§ **WRITTEN INSTRUCTION**: Your task is to output the data exactly as it stands.

>> begin

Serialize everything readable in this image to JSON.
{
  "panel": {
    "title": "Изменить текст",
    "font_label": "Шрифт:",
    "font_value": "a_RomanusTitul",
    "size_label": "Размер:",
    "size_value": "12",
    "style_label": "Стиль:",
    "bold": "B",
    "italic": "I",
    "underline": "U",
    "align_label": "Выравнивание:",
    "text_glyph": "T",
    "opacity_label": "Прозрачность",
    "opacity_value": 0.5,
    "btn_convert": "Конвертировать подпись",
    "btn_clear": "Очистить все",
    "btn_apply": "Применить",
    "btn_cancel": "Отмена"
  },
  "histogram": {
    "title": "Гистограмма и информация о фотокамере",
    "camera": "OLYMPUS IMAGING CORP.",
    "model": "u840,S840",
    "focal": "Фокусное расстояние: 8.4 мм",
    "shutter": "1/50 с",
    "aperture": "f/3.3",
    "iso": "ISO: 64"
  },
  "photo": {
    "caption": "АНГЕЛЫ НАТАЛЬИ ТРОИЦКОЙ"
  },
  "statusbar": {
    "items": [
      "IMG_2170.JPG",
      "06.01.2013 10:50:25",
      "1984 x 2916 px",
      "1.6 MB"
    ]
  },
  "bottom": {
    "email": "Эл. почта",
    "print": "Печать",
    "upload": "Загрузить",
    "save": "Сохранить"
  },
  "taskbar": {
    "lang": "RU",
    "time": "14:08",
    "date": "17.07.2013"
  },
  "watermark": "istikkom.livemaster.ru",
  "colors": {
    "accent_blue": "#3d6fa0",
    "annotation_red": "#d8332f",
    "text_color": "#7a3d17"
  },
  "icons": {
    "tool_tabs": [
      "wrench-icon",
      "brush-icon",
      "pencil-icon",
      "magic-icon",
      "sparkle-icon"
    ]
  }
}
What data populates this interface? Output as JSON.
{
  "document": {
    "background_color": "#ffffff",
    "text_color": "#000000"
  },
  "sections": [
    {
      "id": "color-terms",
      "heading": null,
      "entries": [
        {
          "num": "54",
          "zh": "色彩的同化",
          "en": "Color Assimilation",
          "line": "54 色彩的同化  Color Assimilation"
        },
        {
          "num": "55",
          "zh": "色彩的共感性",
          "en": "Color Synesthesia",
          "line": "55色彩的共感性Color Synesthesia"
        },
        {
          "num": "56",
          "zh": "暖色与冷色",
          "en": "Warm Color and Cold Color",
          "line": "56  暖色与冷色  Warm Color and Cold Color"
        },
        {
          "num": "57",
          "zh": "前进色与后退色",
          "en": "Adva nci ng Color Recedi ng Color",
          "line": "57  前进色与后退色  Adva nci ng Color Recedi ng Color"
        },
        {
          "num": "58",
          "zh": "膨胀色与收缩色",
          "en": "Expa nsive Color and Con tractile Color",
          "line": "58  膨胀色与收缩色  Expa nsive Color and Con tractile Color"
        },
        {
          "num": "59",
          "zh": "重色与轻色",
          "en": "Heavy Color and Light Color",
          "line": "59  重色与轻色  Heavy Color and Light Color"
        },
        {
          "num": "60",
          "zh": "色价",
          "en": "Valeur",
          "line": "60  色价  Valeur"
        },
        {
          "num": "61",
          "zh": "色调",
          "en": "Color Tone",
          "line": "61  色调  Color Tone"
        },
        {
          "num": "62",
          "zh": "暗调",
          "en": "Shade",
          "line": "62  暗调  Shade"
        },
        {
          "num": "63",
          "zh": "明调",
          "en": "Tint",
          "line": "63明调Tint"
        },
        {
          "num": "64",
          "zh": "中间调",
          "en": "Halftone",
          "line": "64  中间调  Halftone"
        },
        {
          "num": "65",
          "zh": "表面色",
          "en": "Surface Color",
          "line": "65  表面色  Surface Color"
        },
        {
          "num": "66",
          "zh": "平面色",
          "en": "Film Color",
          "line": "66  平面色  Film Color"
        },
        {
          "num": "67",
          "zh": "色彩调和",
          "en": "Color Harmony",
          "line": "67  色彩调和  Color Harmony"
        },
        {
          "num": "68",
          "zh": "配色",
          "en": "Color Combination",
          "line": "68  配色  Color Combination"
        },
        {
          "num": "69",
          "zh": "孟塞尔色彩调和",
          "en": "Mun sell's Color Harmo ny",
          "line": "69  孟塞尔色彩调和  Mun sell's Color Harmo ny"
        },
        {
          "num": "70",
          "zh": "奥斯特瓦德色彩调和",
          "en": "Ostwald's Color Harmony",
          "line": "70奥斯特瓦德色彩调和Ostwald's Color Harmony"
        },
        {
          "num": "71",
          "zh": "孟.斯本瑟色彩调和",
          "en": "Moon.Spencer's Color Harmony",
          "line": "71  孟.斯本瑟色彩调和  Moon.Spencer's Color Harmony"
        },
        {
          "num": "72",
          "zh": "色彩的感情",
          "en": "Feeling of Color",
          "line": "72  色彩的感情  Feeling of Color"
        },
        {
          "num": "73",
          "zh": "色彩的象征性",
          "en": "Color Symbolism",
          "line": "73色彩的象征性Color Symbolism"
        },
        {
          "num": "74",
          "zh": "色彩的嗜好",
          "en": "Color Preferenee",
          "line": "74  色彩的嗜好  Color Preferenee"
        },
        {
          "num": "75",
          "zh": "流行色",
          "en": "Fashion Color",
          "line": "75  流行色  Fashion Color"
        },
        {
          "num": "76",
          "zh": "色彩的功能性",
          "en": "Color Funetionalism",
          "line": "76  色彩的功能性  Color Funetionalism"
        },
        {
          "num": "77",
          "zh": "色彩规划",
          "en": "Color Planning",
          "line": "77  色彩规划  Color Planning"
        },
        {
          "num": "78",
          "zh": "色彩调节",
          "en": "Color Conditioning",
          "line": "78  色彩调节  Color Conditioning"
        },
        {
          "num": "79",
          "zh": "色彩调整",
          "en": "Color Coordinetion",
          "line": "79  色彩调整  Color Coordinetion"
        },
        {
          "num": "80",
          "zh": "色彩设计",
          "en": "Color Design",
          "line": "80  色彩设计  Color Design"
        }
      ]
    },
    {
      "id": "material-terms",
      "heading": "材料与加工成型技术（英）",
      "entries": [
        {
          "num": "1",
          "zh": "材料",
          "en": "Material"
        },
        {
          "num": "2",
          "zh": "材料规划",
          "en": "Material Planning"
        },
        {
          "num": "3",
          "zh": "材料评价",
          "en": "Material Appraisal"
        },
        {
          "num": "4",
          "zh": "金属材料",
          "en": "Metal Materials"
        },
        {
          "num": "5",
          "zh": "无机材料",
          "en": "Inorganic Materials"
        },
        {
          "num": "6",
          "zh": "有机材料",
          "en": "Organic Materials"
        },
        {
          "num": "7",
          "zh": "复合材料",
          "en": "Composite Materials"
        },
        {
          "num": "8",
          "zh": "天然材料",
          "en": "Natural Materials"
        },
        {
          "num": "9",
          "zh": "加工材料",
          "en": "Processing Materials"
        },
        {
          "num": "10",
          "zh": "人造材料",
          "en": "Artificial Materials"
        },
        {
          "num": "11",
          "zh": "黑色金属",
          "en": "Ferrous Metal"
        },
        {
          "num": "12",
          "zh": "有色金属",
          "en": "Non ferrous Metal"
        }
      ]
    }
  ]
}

>> end

§ **SOLUTION**:
Serialize everything readable in this image to JSON.
{
  "panel": {
    "title": "Изменить текст",
    "font_label": "Шрифт:",
    "font_value": "a_RomanusTitul",
    "size_label": "Размер:",
    "size_value": "12",
    "style_label": "Стиль:",
    "bold": "B",
    "italic": "I",
    "underline": "U",
    "align_label": "Выравнивание:",
    "text_glyph": "T",
    "opacity_label": "Прозрачность",
    "opacity_value": 0.5,
    "btn_convert": "Конвертировать подпись",
    "btn_clear": "Очистить все",
    "btn_apply": "Применить",
    "btn_cancel": "Отмена"
  },
  "histogram": {
    "title": "Гистограмма и информация о фотокамере",
    "camera": "OLYMPUS IMAGING CORP.",
    "model": "u840,S840",
    "focal": "Фокусное расстояние: 8.4 мм",
    "shutter": "1/50 с",
    "aperture": "f/3.3",
    "iso": "ISO: 64"
  },
  "photo": {
    "caption": "АНГЕЛЫ НАТАЛЬИ ТРОИЦКОЙ"
  },
  "statusbar": {
    "items": [
      "IMG_2170.JPG",
      "06.01.2013 10:50:25",
      "1984 x 2916 px",
      "1.6 MB"
    ]
  },
  "bottom": {
    "email": "Эл. почта",
    "print": "Печать",
    "upload": "Загрузить",
    "save": "Сохранить"
  },
  "taskbar": {
    "lang": "RU",
    "time": "14:08",
    "date": "17.07.2013"
  },
  "watermark": "istikkom.livemaster.ru",
  "colors": {
    "accent_blue": "#3d6fa0",
    "annotation_red": "#d8332f",
    "text_color": "#7a3d17"
  },
  "icons": {
    "tool_tabs": [
      "wrench-icon",
      "brush-icon",
      "pencil-icon",
      "magic-icon",
      "sparkle-icon"
    ]
  }
}
What data populates this interface? Output as JSON.
{
  "document": {
    "background_color": "#ffffff",
    "text_color": "#000000"
  },
  "sections": [
    {
      "id": "color-terms",
      "heading": null,
      "entries": [
        {
          "num": "54",
          "zh": "色彩的同化",
          "en": "Color Assimilation",
          "line": "54 色彩的同化  Color Assimilation"
        },
        {
          "num": "55",
          "zh": "色彩的共感性",
          "en": "Color Synesthesia",
          "line": "55色彩的共感性Color Synesthesia"
        },
        {
          "num": "56",
          "zh": "暖色与冷色",
          "en": "Warm Color and Cold Color",
          "line": "56  暖色与冷色  Warm Color and Cold Color"
        },
        {
          "num": "57",
          "zh": "前进色与后退色",
          "en": "Adva nci ng Color Recedi ng Color",
          "line": "57  前进色与后退色  Adva nci ng Color Recedi ng Color"
        },
        {
          "num": "58",
          "zh": "膨胀色与收缩色",
          "en": "Expa nsive Color and Con tractile Color",
          "line": "58  膨胀色与收缩色  Expa nsive Color and Con tractile Color"
        },
        {
          "num": "59",
          "zh": "重色与轻色",
          "en": "Heavy Color and Light Color",
          "line": "59  重色与轻色  Heavy Color and Light Color"
        },
        {
          "num": "60",
          "zh": "色价",
          "en": "Valeur",
          "line": "60  色价  Valeur"
        },
        {
          "num": "61",
          "zh": "色调",
          "en": "Color Tone",
          "line": "61  色调  Color Tone"
        },
        {
          "num": "62",
          "zh": "暗调",
          "en": "Shade",
          "line": "62  暗调  Shade"
        },
        {
          "num": "63",
          "zh": "明调",
          "en": "Tint",
          "line": "63明调Tint"
        },
        {
          "num": "64",
          "zh": "中间调",
          "en": "Halftone",
          "line": "64  中间调  Halftone"
        },
        {
          "num": "65",
          "zh": "表面色",
          "en": "Surface Color",
          "line": "65  表面色  Surface Color"
        },
        {
          "num": "66",
          "zh": "平面色",
          "en": "Film Color",
          "line": "66  平面色  Film Color"
        },
        {
          "num": "67",
          "zh": "色彩调和",
          "en": "Color Harmony",
          "line": "67  色彩调和  Color Harmony"
        },
        {
          "num": "68",
          "zh": "配色",
          "en": "Color Combination",
          "line": "68  配色  Color Combination"
        },
        {
          "num": "69",
          "zh": "孟塞尔色彩调和",
          "en": "Mun sell's Color Harmo ny",
          "line": "69  孟塞尔色彩调和  Mun sell's Color Harmo ny"
        },
        {
          "num": "70",
          "zh": "奥斯特瓦德色彩调和",
          "en": "Ostwald's Color Harmony",
          "line": "70奥斯特瓦德色彩调和Ostwald's Color Harmony"
        },
        {
          "num": "71",
          "zh": "孟.斯本瑟色彩调和",
          "en": "Moon.Spencer's Color Harmony",
          "line": "71  孟.斯本瑟色彩调和  Moon.Spencer's Color Harmony"
        },
        {
          "num": "72",
          "zh": "色彩的感情",
          "en": "Feeling of Color",
          "line": "72  色彩的感情  Feeling of Color"
        },
        {
          "num": "73",
          "zh": "色彩的象征性",
          "en": "Color Symbolism",
          "line": "73色彩的象征性Color Symbolism"
        },
        {
          "num": "74",
          "zh": "色彩的嗜好",
          "en": "Color Preferenee",
          "line": "74  色彩的嗜好  Color Preferenee"
        },
        {
          "num": "75",
          "zh": "流行色",
          "en": "Fashion Color",
          "line": "75  流行色  Fashion Color"
        },
        {
          "num": "76",
          "zh": "色彩的功能性",
          "en": "Color Funetionalism",
          "line": "76  色彩的功能性  Color Funetionalism"
        },
        {
          "num": "77",
          "zh": "色彩规划",
          "en": "Color Planning",
          "line": "77  色彩规划  Color Planning"
        },
        {
          "num": "78",
          "zh": "色彩调节",
          "en": "Color Conditioning",
          "line": "78  色彩调节  Color Conditioning"
        },
        {
          "num": "79",
          "zh": "色彩调整",
          "en": "Color Coordinetion",
          "line": "79  色彩调整  Color Coordinetion"
        },
        {
          "num": "80",
          "zh": "色彩设计",
          "en": "Color Design",
          "line": "80  色彩设计  Color Design"
        }
      ]
    },
    {
      "id": "material-terms",
      "heading": "材料与加工成型技术（英）",
      "entries": [
        {
          "num": "1",
          "zh": "材料",
          "en": "Material"
        },
        {
          "num": "2",
          "zh": "材料规划",
          "en": "Material Planning"
        },
        {
          "num": "3",
          "zh": "材料评价",
          "en": "Material Appraisal"
        },
        {
          "num": "4",
          "zh": "金属材料",
          "en": "Metal Materials"
        },
        {
          "num": "5",
          "zh": "无机材料",
          "en": "Inorganic Materials"
        },
        {
          "num": "6",
          "zh": "有机材料",
          "en": "Organic Materials"
        },
        {
          "num": "7",
          "zh": "复合材料",
          "en": "Composite Materials"
        },
        {
          "num": "8",
          "zh": "天然材料",
          "en": "Natural Materials"
        },
        {
          "num": "9",
          "zh": "加工材料",
          "en": "Processing Materials"
        },
        {
          "num": "10",
          "zh": "人造材料",
          "en": "Artificial Materials"
        },
        {
          "num": "11",
          "zh": "黑色金属",
          "en": "Ferrous Metal"
        },
        {
          "num": "12",
          "zh": "有色金属",
          "en": "Non ferrous Metal"
        }
      ]
    }
  ]
}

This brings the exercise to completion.